**Your task:**
Find out how many lines of the material contain the string "Eureka" and give only that figure.

**Materials provided:**

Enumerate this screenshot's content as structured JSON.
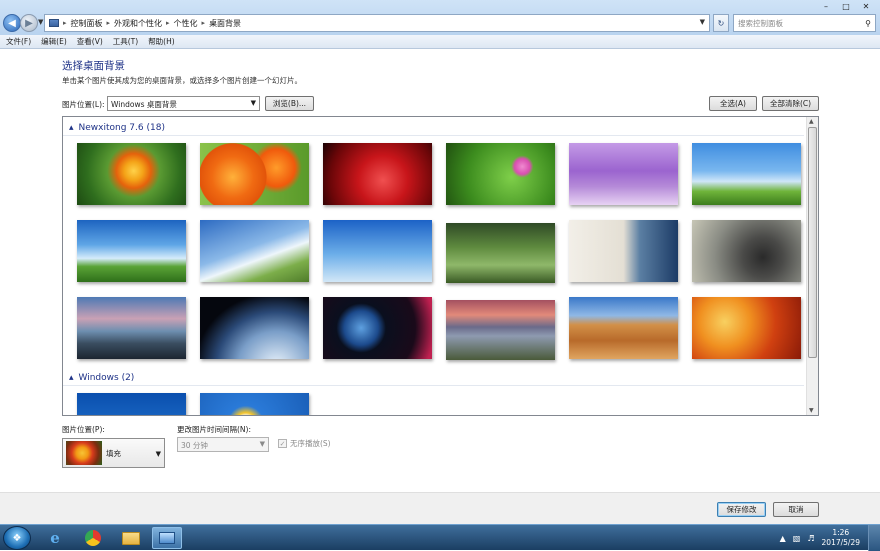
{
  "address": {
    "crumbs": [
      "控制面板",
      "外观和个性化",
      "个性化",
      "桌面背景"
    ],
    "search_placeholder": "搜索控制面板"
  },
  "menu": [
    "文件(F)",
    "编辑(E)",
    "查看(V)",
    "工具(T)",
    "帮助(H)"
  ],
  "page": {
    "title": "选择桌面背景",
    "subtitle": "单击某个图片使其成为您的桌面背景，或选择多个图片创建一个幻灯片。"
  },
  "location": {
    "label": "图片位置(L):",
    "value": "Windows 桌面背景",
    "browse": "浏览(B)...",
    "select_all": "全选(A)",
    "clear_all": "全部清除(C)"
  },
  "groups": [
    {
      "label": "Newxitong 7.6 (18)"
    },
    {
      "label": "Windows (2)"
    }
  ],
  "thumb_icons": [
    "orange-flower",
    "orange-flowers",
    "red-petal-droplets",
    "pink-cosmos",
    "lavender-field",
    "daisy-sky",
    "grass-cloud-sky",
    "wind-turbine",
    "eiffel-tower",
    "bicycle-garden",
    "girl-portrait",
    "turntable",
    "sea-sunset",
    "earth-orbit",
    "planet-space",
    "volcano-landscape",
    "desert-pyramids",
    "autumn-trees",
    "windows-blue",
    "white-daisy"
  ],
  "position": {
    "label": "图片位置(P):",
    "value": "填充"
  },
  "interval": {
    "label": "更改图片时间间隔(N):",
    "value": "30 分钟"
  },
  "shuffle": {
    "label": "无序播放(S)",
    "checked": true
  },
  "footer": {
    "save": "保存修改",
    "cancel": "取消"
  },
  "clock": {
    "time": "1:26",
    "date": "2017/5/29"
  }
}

* * *

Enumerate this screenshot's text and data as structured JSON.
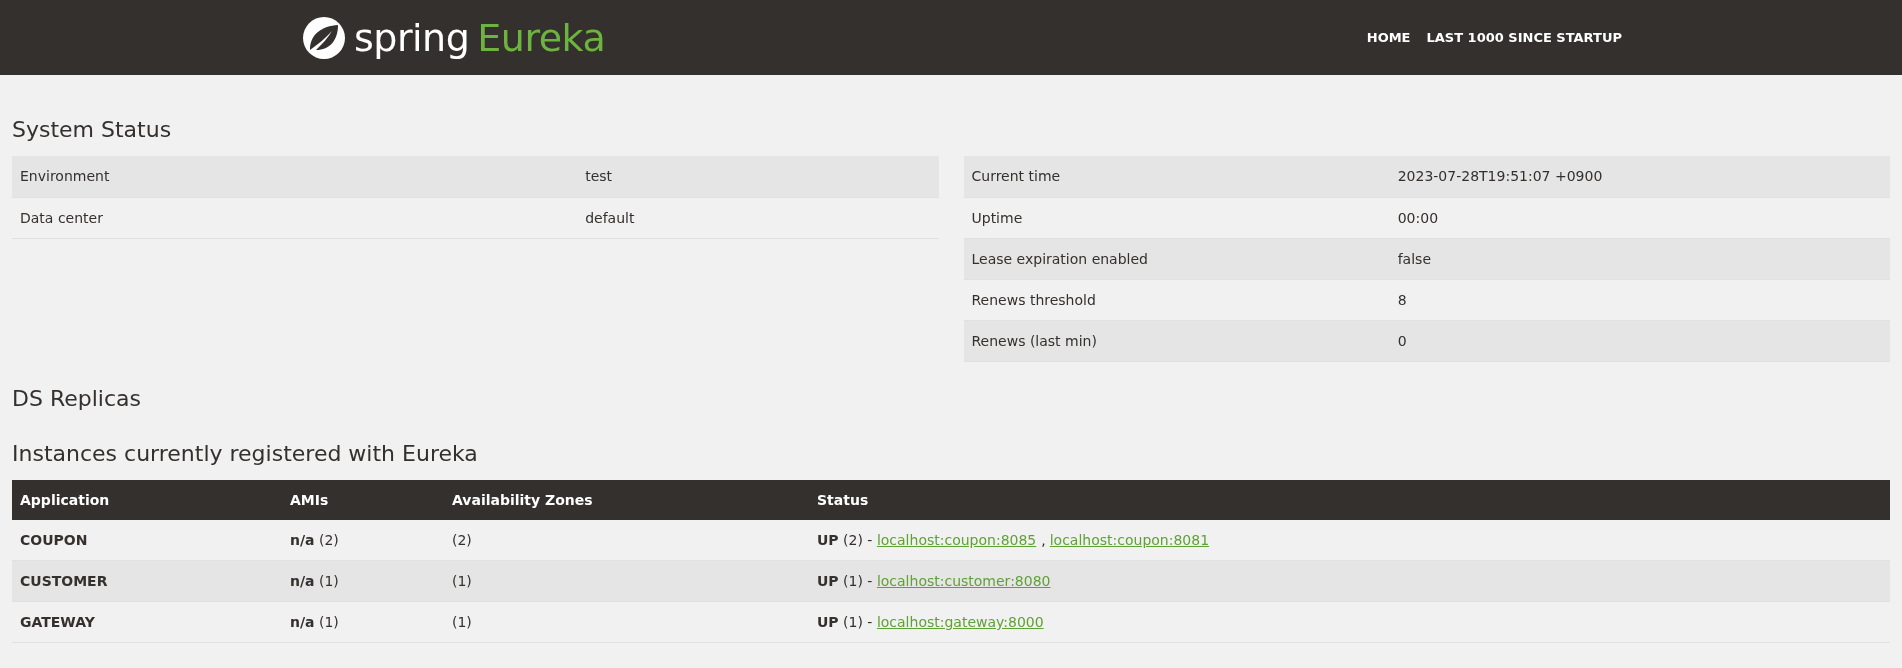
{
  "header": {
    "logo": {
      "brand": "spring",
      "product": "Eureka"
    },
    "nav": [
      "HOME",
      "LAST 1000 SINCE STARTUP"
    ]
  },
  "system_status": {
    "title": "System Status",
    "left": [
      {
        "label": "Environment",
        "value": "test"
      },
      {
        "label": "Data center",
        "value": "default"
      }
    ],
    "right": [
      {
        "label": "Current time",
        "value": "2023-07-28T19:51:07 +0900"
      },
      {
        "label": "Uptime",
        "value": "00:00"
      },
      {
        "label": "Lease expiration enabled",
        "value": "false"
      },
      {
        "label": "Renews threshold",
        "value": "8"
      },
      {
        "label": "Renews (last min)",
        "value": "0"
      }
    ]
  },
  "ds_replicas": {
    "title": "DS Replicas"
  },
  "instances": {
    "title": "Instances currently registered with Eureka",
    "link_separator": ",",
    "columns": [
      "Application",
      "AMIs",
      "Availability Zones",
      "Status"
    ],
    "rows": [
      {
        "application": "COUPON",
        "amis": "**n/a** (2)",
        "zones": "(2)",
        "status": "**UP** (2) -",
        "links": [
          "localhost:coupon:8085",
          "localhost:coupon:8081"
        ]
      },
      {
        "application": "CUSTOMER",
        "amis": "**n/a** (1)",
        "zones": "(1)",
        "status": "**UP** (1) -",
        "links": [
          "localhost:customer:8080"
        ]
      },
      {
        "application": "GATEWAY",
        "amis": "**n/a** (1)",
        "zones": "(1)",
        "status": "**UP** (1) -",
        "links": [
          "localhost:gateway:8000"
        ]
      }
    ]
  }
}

...

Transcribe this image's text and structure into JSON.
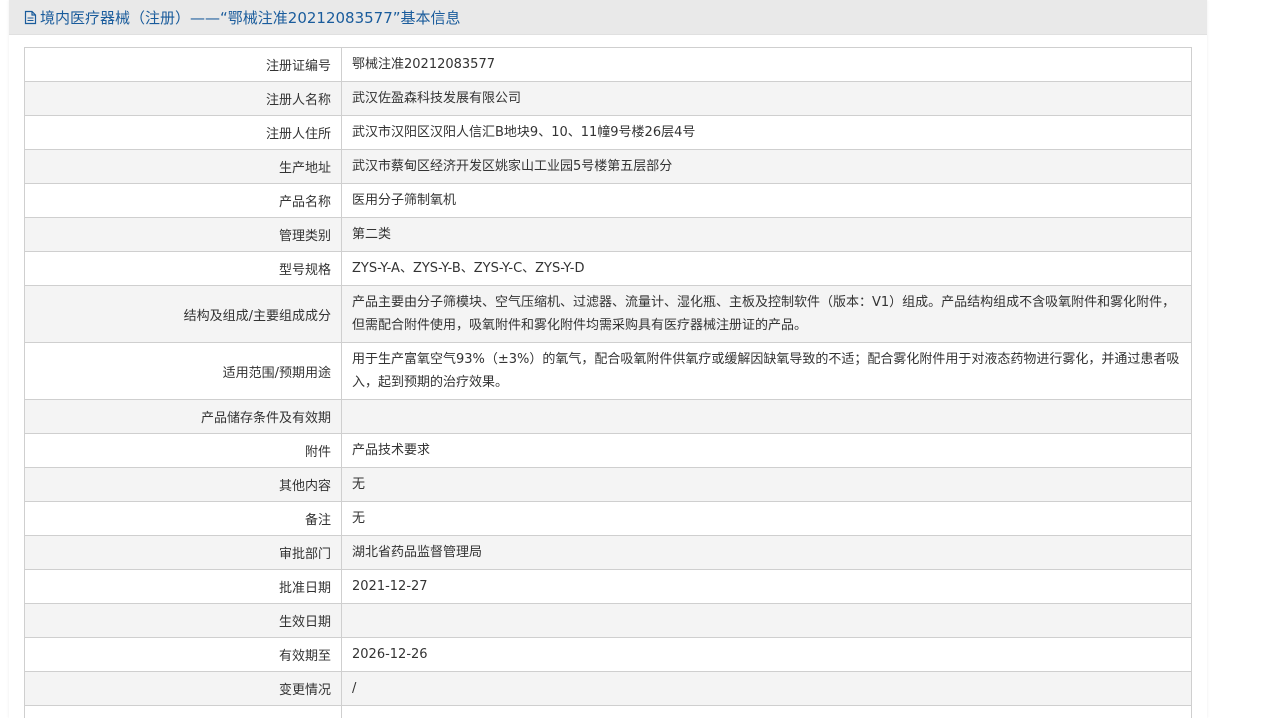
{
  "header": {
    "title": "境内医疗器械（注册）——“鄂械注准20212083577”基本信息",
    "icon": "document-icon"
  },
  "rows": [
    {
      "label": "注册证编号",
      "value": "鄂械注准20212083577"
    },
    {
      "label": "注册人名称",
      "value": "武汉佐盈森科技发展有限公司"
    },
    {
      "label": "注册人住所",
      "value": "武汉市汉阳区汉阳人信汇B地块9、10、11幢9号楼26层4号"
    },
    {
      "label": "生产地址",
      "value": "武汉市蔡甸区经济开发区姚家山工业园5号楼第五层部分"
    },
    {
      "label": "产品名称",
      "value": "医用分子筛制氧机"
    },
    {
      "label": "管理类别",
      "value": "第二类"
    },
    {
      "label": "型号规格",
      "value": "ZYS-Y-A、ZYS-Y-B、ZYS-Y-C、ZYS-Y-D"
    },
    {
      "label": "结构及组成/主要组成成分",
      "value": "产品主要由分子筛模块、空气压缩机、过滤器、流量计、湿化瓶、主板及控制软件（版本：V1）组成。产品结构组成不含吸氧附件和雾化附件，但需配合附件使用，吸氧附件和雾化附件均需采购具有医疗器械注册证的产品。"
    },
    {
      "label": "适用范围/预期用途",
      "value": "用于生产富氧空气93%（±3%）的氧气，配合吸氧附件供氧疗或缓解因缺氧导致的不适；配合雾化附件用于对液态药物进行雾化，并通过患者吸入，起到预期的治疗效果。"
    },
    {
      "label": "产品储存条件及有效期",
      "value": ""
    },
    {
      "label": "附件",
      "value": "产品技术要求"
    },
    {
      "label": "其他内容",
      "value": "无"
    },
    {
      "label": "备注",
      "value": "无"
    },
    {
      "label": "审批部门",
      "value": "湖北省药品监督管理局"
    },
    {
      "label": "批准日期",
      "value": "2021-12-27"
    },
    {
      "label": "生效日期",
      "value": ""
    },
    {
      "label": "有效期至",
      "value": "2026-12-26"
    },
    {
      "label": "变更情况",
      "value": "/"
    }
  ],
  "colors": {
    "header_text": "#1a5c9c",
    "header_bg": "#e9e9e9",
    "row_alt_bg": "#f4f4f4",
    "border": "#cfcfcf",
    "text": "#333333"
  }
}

**Task result:**
2